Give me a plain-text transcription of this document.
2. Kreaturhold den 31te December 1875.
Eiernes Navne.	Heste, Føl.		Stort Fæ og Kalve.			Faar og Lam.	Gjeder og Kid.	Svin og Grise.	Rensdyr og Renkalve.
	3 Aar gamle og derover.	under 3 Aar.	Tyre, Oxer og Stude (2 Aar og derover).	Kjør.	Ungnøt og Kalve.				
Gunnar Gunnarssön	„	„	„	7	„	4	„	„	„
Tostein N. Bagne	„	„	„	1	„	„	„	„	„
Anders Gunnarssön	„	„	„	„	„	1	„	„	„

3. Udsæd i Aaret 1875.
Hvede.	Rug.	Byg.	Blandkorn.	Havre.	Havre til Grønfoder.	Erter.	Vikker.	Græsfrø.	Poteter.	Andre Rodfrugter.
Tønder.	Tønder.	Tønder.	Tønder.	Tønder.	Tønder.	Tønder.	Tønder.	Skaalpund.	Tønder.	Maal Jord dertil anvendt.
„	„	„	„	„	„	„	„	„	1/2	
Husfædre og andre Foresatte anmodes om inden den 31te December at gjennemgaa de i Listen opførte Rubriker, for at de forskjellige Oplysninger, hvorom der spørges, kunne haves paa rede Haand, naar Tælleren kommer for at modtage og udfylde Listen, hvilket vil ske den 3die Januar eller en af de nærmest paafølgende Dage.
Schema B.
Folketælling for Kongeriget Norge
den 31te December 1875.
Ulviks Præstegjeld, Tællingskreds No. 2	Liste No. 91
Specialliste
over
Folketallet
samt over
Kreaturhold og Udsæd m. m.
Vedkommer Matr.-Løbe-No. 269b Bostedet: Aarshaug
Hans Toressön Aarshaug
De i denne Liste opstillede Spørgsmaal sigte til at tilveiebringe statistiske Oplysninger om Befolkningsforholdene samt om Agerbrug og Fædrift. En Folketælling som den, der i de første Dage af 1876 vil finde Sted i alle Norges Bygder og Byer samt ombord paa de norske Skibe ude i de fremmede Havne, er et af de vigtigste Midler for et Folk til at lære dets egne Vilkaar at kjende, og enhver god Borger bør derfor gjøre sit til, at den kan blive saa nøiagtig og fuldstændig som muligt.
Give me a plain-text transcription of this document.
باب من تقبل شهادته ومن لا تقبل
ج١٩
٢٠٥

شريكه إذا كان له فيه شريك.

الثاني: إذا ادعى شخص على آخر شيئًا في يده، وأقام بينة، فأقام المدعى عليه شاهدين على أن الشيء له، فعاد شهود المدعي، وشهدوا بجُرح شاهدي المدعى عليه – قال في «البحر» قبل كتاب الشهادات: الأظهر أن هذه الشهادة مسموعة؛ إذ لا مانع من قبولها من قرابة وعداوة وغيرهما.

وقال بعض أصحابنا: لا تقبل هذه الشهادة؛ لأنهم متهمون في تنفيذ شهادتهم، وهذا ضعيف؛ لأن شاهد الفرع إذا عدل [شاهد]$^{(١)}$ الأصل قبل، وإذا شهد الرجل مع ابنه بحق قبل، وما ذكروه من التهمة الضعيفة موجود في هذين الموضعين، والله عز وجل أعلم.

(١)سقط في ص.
==============================
Output every line above without altering anything.

** Answer to this problem **
Give me a plain-text transcription of this document.
2. Kreaturhold den 31te December 1875.
Eiernes Navne.	Heste, Føl.		Stort Fæ og Kalve.			Faar og Lam.	Gjeder og Kid.	Svin og Grise.	Rensdyr og Renkalve.
	3 Aar gamle og derover.	under 3 Aar.	Tyre, Oxer og Stude (2 Aar og derover).	Kjør.	Ungnøt og Kalve.				
Gunnar Gunnarssön	„	„	„	7	„	4	„	„	„
Tostein N. Bagne	„	„	„	1	„	„	„	„	„
Anders Gunnarssön	„	„	„	„	„	1	„	„	„

3. Udsæd i Aaret 1875.
Hvede.	Rug.	Byg.	Blandkorn.	Havre.	Havre til Grønfoder.	Erter.	Vikker.	Græsfrø.	Poteter.	Andre Rodfrugter.
Tønder.	Tønder.	Tønder.	Tønder.	Tønder.	Tønder.	Tønder.	Tønder.	Skaalpund.	Tønder.	Maal Jord dertil anvendt.
„	„	„	„	„	„	„	„	„	1/2	
Husfædre og andre Foresatte anmodes om inden den 31te December at gjennemgaa de i Listen opførte Rubriker, for at de forskjellige Oplysninger, hvorom der spørges, kunne haves paa rede Haand, naar Tælleren kommer for at modtage og udfylde Listen, hvilket vil ske den 3die Januar eller en af de nærmest paafølgende Dage.
Schema B.
Folketælling for Kongeriget Norge
den 31te December 1875.
Ulviks Præstegjeld, Tællingskreds No. 2	Liste No. 91
Specialliste
over
Folketallet
samt over
Kreaturhold og Udsæd m. m.
Vedkommer Matr.-Løbe-No. 269b Bostedet: Aarshaug
Hans Toressön Aarshaug
De i denne Liste opstillede Spørgsmaal sigte til at tilveiebringe statistiske Oplysninger om Befolkningsforholdene samt om Agerbrug og Fædrift. En Folketælling som den, der i de første Dage af 1876 vil finde Sted i alle Norges Bygder og Byer samt ombord paa de norske Skibe ude i de fremmede Havne, er et af de vigtigste Midler for et Folk til at lære dets egne Vilkaar at kjende, og enhver god Borger bør derfor gjøre sit til, at den kan blive saa nøiagtig og fuldstændig som muligt.
Give me a plain-text transcription of this document.
باب من تقبل شهادته ومن لا تقبل
ج١٩
٢٠٥

شريكه إذا كان له فيه شريك.

الثاني: إذا ادعى شخص على آخر شيئًا في يده، وأقام بينة، فأقام المدعى عليه شاهدين على أن الشيء له، فعاد شهود المدعي، وشهدوا بجُرح شاهدي المدعى عليه – قال في «البحر» قبل كتاب الشهادات: الأظهر أن هذه الشهادة مسموعة؛ إذ لا مانع من قبولها من قرابة وعداوة وغيرهما.

وقال بعض أصحابنا: لا تقبل هذه الشهادة؛ لأنهم متهمون في تنفيذ شهادتهم، وهذا ضعيف؛ لأن شاهد الفرع إذا عدل [شاهد]$^{(١)}$ الأصل قبل، وإذا شهد الرجل مع ابنه بحق قبل، وما ذكروه من التهمة الضعيفة موجود في هذين الموضعين، والله عز وجل أعلم.

(١)سقط في ص.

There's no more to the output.